Records from a collection:
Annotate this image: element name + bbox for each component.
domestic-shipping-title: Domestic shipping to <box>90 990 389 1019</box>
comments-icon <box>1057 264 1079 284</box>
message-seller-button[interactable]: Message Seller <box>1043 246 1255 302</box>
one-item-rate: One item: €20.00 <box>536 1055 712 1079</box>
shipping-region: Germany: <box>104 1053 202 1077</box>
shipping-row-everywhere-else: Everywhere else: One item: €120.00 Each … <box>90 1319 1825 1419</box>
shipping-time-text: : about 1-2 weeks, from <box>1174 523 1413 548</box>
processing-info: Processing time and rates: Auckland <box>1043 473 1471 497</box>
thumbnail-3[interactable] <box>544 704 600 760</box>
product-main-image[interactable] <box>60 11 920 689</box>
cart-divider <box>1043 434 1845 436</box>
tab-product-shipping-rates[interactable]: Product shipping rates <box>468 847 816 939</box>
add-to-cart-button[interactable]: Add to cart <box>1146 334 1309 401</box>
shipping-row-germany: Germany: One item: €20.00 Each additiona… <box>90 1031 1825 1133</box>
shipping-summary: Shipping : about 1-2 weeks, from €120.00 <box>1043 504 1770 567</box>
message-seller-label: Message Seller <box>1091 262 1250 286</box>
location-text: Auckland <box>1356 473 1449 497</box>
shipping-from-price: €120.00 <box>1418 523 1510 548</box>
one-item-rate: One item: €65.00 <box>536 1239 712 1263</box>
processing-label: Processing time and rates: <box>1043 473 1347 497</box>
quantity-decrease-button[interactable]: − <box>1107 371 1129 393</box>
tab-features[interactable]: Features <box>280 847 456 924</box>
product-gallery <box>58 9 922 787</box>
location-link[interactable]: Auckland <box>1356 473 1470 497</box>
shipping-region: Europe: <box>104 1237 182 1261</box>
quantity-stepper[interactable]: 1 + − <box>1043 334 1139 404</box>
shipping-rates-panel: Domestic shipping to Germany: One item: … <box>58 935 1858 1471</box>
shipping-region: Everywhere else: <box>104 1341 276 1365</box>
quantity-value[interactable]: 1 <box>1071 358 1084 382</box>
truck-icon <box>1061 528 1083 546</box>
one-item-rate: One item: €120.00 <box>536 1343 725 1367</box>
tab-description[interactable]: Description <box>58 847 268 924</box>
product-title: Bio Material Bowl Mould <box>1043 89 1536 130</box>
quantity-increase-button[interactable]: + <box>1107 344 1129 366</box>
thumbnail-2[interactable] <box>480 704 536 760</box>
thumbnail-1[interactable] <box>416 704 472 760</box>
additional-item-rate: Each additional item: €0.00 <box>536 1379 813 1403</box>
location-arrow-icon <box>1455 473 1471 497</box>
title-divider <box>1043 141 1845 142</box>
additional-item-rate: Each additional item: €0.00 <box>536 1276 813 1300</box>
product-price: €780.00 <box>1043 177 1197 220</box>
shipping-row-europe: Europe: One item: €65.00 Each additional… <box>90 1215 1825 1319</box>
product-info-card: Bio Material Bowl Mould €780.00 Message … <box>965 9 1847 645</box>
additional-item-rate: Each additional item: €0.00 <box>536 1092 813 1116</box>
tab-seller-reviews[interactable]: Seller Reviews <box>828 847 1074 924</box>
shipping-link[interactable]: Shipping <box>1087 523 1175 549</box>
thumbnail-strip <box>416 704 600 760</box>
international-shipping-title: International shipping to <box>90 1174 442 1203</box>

TASK STATEMENT |
Copy out every line of the listing above word for word.

RESULT OF THIS TASK |
Annotate this image: element name + bbox for each component.
domestic-shipping-title: Domestic shipping to <box>90 990 389 1019</box>
comments-icon <box>1057 264 1079 284</box>
message-seller-button[interactable]: Message Seller <box>1043 246 1255 302</box>
one-item-rate: One item: €20.00 <box>536 1055 712 1079</box>
shipping-region: Germany: <box>104 1053 202 1077</box>
shipping-row-everywhere-else: Everywhere else: One item: €120.00 Each … <box>90 1319 1825 1419</box>
shipping-time-text: : about 1-2 weeks, from <box>1174 523 1413 548</box>
processing-info: Processing time and rates: Auckland <box>1043 473 1471 497</box>
thumbnail-3[interactable] <box>544 704 600 760</box>
product-main-image[interactable] <box>60 11 920 689</box>
cart-divider <box>1043 434 1845 436</box>
tab-product-shipping-rates[interactable]: Product shipping rates <box>468 847 816 939</box>
add-to-cart-button[interactable]: Add to cart <box>1146 334 1309 401</box>
shipping-row-germany: Germany: One item: €20.00 Each additiona… <box>90 1031 1825 1133</box>
shipping-summary: Shipping : about 1-2 weeks, from €120.00 <box>1043 504 1770 567</box>
message-seller-label: Message Seller <box>1091 262 1250 286</box>
location-text: Auckland <box>1356 473 1449 497</box>
shipping-from-price: €120.00 <box>1418 523 1510 548</box>
one-item-rate: One item: €65.00 <box>536 1239 712 1263</box>
processing-label: Processing time and rates: <box>1043 473 1347 497</box>
quantity-decrease-button[interactable]: − <box>1107 371 1129 393</box>
tab-features[interactable]: Features <box>280 847 456 924</box>
product-gallery <box>58 9 922 787</box>
location-link[interactable]: Auckland <box>1356 473 1470 497</box>
shipping-region: Europe: <box>104 1237 182 1261</box>
quantity-stepper[interactable]: 1 + − <box>1043 334 1139 404</box>
shipping-rates-panel: Domestic shipping to Germany: One item: … <box>58 935 1858 1471</box>
shipping-region: Everywhere else: <box>104 1341 276 1365</box>
quantity-value[interactable]: 1 <box>1071 358 1084 382</box>
truck-icon <box>1061 528 1083 546</box>
one-item-rate: One item: €120.00 <box>536 1343 725 1367</box>
tab-description[interactable]: Description <box>58 847 268 924</box>
product-title: Bio Material Bowl Mould <box>1043 89 1536 130</box>
quantity-increase-button[interactable]: + <box>1107 344 1129 366</box>
thumbnail-2[interactable] <box>480 704 536 760</box>
thumbnail-1[interactable] <box>416 704 472 760</box>
additional-item-rate: Each additional item: €0.00 <box>536 1379 813 1403</box>
location-arrow-icon <box>1455 473 1471 497</box>
title-divider <box>1043 141 1845 142</box>
additional-item-rate: Each additional item: €0.00 <box>536 1276 813 1300</box>
product-price: €780.00 <box>1043 177 1197 220</box>
shipping-row-europe: Europe: One item: €65.00 Each additional… <box>90 1215 1825 1319</box>
product-info-card: Bio Material Bowl Mould €780.00 Message … <box>965 9 1847 645</box>
additional-item-rate: Each additional item: €0.00 <box>536 1092 813 1116</box>
tab-seller-reviews[interactable]: Seller Reviews <box>828 847 1074 924</box>
shipping-link[interactable]: Shipping <box>1087 523 1175 549</box>
thumbnail-strip <box>416 704 600 760</box>
international-shipping-title: International shipping to <box>90 1174 442 1203</box>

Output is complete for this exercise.